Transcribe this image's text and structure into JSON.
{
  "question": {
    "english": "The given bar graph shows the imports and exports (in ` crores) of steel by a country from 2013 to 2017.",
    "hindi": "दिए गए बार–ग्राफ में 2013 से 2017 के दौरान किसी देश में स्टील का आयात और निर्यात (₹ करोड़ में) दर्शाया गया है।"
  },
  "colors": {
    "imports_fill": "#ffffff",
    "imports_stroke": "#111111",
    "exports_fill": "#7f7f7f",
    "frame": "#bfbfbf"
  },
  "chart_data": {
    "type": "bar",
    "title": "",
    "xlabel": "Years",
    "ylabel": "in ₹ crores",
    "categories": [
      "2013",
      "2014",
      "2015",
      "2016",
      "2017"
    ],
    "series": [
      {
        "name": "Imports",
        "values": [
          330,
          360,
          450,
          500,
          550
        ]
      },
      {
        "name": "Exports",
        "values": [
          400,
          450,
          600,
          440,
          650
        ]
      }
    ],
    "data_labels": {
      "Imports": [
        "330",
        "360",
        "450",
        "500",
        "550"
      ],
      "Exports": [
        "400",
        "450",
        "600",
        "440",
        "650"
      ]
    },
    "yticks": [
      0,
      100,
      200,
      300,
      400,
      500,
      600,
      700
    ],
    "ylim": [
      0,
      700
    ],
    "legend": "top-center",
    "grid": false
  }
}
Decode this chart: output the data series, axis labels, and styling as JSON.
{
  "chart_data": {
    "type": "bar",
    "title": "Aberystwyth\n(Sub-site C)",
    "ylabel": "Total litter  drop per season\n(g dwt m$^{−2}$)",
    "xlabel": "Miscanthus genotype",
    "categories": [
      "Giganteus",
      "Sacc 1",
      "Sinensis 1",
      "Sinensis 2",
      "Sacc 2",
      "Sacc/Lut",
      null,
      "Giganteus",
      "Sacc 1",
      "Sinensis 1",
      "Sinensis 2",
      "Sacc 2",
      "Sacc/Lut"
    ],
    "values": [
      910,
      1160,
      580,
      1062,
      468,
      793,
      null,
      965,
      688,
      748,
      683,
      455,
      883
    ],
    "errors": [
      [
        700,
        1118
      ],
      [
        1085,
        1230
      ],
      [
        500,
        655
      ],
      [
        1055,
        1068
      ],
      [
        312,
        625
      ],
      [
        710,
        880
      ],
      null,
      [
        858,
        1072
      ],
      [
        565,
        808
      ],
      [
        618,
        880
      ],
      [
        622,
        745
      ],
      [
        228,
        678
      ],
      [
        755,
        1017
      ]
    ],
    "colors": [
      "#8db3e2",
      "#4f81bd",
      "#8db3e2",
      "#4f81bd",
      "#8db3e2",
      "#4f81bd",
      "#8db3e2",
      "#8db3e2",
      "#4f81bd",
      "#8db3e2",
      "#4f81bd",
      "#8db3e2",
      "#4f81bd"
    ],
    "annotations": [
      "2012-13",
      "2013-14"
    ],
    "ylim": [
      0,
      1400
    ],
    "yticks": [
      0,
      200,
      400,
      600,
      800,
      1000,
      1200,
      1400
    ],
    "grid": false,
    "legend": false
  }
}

----------------------------------------

Give only the number of lines in the entries above that hold the string "JSON".

# Solution to this exercise:
2